→ **Metin Bloğu**:
====
Reklam Görüntülerine Tıklayarak Kitap Siparişi Verebilirsiniz


Hasan POSTACI


Ils Sont Eux

Hasan Postacı'nın "yeni" yazısı...


Dil düşüncenin evidir denilir. Belki bir adım daha ileri gidilerek dil düşüncenin yurdudur da denilebilirdi. Adem’e kelimelerin öğretilmesinin hikmetini de burada aramak gerekir.  Dillerin ve renklerin Allah’ın ayeti oldukları Rum suresinde beyan edilir. Tevrat’ta yaratılış babında dillerin farklılaşmasını insanoğlunun azgınlıklarından dolayı cezalandırılması olarak sunulur. Kitab-ı Kerim’in aksine Tevrat dillerin farklılaşmasını bir gazaba uğrama olarak tanımlaması ontolojik bir tahrifatı da kaçınılmaz kılar. 

Dil insanoğlunun dış dünya ile eşya ve yaratıcı ile ilişkilerinde nesilden nesile aktarılan bir düşünce birikimi ve kültür inşasını mümkün kılar. Toplumlara kimlik kazandıran, güçlü kılan şey düşünsel ve kültürel derinlikleri, kök salmışlıklarıdır. Bunun temelinde de güçlü bir dilin varlığının yattığı söylenebilir.
====
→ **Veri Kayıtları**:
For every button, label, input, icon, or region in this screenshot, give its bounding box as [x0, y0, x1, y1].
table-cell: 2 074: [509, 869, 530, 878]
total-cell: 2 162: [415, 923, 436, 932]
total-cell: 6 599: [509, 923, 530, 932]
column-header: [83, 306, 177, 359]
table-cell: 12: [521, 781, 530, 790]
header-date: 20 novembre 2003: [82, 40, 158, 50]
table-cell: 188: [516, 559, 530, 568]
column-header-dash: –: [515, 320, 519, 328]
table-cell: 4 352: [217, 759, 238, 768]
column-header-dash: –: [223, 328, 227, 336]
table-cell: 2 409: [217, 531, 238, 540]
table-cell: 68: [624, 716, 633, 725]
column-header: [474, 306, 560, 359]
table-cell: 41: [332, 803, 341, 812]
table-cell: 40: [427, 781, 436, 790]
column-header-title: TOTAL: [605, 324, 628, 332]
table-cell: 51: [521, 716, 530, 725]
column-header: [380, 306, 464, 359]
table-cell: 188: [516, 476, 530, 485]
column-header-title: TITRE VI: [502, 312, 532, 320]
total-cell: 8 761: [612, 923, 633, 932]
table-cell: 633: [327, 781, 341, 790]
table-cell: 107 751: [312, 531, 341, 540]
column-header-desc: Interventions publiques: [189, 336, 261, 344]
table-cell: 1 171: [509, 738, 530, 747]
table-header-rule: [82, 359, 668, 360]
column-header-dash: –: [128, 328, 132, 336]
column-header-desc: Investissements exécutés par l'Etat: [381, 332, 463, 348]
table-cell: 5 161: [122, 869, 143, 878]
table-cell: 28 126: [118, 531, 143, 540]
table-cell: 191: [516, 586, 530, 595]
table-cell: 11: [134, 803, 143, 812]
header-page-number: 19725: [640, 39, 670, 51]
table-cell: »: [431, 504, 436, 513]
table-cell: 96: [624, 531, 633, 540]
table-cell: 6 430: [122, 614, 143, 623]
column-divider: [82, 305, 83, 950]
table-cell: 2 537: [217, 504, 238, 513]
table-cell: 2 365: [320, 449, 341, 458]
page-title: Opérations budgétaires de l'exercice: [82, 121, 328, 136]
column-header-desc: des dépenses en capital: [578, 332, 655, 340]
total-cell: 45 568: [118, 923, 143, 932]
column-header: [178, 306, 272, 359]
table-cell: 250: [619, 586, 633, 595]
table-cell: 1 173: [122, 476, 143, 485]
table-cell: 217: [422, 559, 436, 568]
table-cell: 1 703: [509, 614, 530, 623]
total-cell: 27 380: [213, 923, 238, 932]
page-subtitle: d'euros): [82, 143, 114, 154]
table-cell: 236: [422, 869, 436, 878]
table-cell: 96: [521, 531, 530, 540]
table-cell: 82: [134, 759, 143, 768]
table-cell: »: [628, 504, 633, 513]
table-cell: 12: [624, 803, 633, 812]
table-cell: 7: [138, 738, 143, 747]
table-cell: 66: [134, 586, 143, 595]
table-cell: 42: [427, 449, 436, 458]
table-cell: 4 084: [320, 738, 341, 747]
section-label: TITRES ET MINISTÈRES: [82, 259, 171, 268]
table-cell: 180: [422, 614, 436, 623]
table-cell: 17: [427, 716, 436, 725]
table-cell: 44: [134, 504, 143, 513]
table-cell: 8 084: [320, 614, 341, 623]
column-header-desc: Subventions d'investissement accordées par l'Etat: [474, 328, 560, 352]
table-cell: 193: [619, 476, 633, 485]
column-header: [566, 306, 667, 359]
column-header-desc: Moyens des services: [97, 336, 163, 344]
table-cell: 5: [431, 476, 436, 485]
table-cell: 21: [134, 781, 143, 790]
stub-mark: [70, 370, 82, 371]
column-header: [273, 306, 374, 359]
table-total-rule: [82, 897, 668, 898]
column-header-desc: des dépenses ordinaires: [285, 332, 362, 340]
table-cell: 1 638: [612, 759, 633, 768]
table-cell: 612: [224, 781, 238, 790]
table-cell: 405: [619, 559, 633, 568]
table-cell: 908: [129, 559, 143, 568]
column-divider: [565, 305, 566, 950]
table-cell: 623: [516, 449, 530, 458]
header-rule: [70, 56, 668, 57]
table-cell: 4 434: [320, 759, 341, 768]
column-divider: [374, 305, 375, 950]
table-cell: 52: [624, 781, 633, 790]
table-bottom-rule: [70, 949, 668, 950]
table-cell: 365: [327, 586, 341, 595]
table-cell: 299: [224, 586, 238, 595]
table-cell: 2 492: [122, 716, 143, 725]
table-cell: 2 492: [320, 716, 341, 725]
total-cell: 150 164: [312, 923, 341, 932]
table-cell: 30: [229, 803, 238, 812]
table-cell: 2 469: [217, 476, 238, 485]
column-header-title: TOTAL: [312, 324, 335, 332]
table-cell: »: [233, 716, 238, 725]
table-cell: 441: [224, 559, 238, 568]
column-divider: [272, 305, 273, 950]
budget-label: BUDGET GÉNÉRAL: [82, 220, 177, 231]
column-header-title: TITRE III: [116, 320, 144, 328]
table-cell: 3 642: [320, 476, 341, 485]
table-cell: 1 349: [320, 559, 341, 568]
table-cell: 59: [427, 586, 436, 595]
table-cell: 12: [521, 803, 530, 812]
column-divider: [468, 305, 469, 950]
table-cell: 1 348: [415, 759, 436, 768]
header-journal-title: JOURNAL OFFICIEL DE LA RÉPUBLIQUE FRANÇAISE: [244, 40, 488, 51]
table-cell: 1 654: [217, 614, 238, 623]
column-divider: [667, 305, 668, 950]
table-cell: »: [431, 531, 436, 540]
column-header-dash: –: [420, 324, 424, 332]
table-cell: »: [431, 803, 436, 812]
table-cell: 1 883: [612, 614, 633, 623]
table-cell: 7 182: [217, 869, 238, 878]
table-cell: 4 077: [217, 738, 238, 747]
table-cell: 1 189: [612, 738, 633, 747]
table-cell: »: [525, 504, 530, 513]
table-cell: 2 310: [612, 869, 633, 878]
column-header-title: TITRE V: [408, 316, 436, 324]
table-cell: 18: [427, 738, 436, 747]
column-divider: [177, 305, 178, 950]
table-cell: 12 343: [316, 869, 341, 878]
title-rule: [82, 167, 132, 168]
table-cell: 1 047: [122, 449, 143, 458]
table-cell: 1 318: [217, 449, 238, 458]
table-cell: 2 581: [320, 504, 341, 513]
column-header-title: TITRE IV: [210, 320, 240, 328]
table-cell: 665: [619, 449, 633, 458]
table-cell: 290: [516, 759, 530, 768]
====
Dil ve düşünce üzerine yazıyı, son cümlesinden sonra lütfen aynı üslupla sürdürün. Liste bu işte hiçbir rol oynamıyor.

→ **Göreve Yanıt**:
Dillerin Allah’ın ayetleri olduğunun belirtilmesi, vurgulanması, iman edenler için artı sorumluluklar, duyarlılıklar yükler. Kültürel asimilasyonların ilk etkilediği, sarstığı alan, hedef aldığı şey o kültürün dilidir. Dil zayıflarsa, aşındırılırsa kültürel asimilasyon diğer hedeflerine daha rahat ulaşır. Bu bağlamda İslami duruş ve mücadelenin kültürel boyutta ilk duyarlılık geliştirmesi gereken alan dile yönelik saldırıların, yasakların karşısında durmaktır.

Yazının icadı dilin sembollerle ifade edilmesi sistematiğini geliştiren ilk köklü değişim olmuştur. Kalem, kitap ve yazı kültürel gelişmişliğin en güçlü taşıyıcı enstrümanları haline gelerek insanoğlunun medeniyet formunun şekillenmesinde belirleyici olmuştur.

Bugün yazısı olmayan bir dilin yaşama şansı yok denecek kadar azdır dense abartı olmaz. Alfabesiz dil kökünden sökülmüş bir ağaç gibidir.

Osmanlı modernleşmesinin 18 yüzyıl serüvenin taşıyıcı dili Fransızca olmuştur. Fransızca Avrupa merkezli aydınlanmanın merkez kültürlerinden birini temsil eder. Fransız devrimi entelektüel altyapısında düşünce ve felsefe alanında ortaya konulan eleştirel aklın, skolastik din ile hesaplaşmanın, pozitivizmin literatürü/vokabüleri Fransızca ile şekillenmiştir. Fransızca aşkın ve felsefenin dilidir denilebilir bu minvalde.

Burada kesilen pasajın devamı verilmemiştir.